*Direction*:
Transcribe each record exactly. Include every one.

*Information given*:
——————————
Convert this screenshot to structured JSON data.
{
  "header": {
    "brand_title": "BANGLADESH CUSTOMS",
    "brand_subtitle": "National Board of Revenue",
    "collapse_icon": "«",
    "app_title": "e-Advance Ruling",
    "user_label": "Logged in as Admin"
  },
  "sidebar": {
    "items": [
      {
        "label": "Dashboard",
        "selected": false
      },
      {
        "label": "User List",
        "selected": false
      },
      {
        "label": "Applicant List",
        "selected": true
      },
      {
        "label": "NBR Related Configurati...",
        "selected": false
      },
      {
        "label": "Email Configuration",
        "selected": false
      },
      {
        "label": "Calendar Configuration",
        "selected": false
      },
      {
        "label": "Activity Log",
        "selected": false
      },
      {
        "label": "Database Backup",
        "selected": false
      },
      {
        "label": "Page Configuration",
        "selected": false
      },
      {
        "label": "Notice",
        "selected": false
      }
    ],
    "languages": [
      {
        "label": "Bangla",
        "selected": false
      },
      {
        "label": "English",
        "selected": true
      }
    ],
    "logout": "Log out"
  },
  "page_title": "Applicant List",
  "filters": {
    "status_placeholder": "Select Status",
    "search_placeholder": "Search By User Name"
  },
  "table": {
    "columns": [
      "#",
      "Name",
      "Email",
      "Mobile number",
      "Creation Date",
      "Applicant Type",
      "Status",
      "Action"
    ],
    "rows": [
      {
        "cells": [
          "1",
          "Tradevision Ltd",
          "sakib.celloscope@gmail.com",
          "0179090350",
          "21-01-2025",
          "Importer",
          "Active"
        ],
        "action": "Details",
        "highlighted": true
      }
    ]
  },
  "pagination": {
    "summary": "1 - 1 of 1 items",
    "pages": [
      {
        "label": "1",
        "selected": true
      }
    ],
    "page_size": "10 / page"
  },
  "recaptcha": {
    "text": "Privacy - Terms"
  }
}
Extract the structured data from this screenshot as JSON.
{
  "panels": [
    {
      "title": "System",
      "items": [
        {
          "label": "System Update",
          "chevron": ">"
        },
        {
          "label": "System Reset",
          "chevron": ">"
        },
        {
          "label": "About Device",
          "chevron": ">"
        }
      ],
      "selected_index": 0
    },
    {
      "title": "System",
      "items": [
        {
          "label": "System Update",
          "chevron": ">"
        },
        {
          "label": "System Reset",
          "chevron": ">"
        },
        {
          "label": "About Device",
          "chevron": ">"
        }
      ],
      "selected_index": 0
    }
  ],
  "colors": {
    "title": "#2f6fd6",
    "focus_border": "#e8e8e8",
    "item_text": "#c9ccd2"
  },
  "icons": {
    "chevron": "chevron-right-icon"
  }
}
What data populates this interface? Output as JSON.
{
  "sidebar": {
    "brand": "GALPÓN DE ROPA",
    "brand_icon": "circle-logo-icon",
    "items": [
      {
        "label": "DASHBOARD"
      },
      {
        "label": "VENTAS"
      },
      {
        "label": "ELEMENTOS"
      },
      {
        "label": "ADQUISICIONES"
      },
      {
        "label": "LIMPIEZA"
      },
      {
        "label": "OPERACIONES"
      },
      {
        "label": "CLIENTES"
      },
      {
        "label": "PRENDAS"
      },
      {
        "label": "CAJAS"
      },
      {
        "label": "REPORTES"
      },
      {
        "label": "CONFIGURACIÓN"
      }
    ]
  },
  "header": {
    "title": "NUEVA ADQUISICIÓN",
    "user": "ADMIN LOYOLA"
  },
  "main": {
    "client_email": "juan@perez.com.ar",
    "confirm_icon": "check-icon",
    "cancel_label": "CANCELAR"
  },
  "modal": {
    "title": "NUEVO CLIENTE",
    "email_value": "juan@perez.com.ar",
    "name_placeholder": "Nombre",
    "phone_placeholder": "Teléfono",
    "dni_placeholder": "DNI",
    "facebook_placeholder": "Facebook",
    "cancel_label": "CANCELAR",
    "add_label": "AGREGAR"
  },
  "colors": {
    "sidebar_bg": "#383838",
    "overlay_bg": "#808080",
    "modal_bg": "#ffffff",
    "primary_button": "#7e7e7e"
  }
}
——————————
*Written reply*:
Convert this screenshot to structured JSON data.
{
  "header": {
    "brand_title": "BANGLADESH CUSTOMS",
    "brand_subtitle": "National Board of Revenue",
    "collapse_icon": "«",
    "app_title": "e-Advance Ruling",
    "user_label": "Logged in as Admin"
  },
  "sidebar": {
    "items": [
      {
        "label": "Dashboard",
        "selected": false
      },
      {
        "label": "User List",
        "selected": false
      },
      {
        "label": "Applicant List",
        "selected": true
      },
      {
        "label": "NBR Related Configurati...",
        "selected": false
      },
      {
        "label": "Email Configuration",
        "selected": false
      },
      {
        "label": "Calendar Configuration",
        "selected": false
      },
      {
        "label": "Activity Log",
        "selected": false
      },
      {
        "label": "Database Backup",
        "selected": false
      },
      {
        "label": "Page Configuration",
        "selected": false
      },
      {
        "label": "Notice",
        "selected": false
      }
    ],
    "languages": [
      {
        "label": "Bangla",
        "selected": false
      },
      {
        "label": "English",
        "selected": true
      }
    ],
    "logout": "Log out"
  },
  "page_title": "Applicant List",
  "filters": {
    "status_placeholder": "Select Status",
    "search_placeholder": "Search By User Name"
  },
  "table": {
    "columns": [
      "#",
      "Name",
      "Email",
      "Mobile number",
      "Creation Date",
      "Applicant Type",
      "Status",
      "Action"
    ],
    "rows": [
      {
        "cells": [
          "1",
          "Tradevision Ltd",
          "sakib.celloscope@gmail.com",
          "0179090350",
          "21-01-2025",
          "Importer",
          "Active"
        ],
        "action": "Details",
        "highlighted": true
      }
    ]
  },
  "pagination": {
    "summary": "1 - 1 of 1 items",
    "pages": [
      {
        "label": "1",
        "selected": true
      }
    ],
    "page_size": "10 / page"
  },
  "recaptcha": {
    "text": "Privacy - Terms"
  }
}
Extract the structured data from this screenshot as JSON.
{
  "panels": [
    {
      "title": "System",
      "items": [
        {
          "label": "System Update",
          "chevron": ">"
        },
        {
          "label": "System Reset",
          "chevron": ">"
        },
        {
          "label": "About Device",
          "chevron": ">"
        }
      ],
      "selected_index": 0
    },
    {
      "title": "System",
      "items": [
        {
          "label": "System Update",
          "chevron": ">"
        },
        {
          "label": "System Reset",
          "chevron": ">"
        },
        {
          "label": "About Device",
          "chevron": ">"
        }
      ],
      "selected_index": 0
    }
  ],
  "colors": {
    "title": "#2f6fd6",
    "focus_border": "#e8e8e8",
    "item_text": "#c9ccd2"
  },
  "icons": {
    "chevron": "chevron-right-icon"
  }
}
What data populates this interface? Output as JSON.
{
  "sidebar": {
    "brand": "GALPÓN DE ROPA",
    "brand_icon": "circle-logo-icon",
    "items": [
      {
        "label": "DASHBOARD"
      },
      {
        "label": "VENTAS"
      },
      {
        "label": "ELEMENTOS"
      },
      {
        "label": "ADQUISICIONES"
      },
      {
        "label": "LIMPIEZA"
      },
      {
        "label": "OPERACIONES"
      },
      {
        "label": "CLIENTES"
      },
      {
        "label": "PRENDAS"
      },
      {
        "label": "CAJAS"
      },
      {
        "label": "REPORTES"
      },
      {
        "label": "CONFIGURACIÓN"
      }
    ]
  },
  "header": {
    "title": "NUEVA ADQUISICIÓN",
    "user": "ADMIN LOYOLA"
  },
  "main": {
    "client_email": "juan@perez.com.ar",
    "confirm_icon": "check-icon",
    "cancel_label": "CANCELAR"
  },
  "modal": {
    "title": "NUEVO CLIENTE",
    "email_value": "juan@perez.com.ar",
    "name_placeholder": "Nombre",
    "phone_placeholder": "Teléfono",
    "dni_placeholder": "DNI",
    "facebook_placeholder": "Facebook",
    "cancel_label": "CANCELAR",
    "add_label": "AGREGAR"
  },
  "colors": {
    "sidebar_bg": "#383838",
    "overlay_bg": "#808080",
    "modal_bg": "#ffffff",
    "primary_button": "#7e7e7e"
  }
}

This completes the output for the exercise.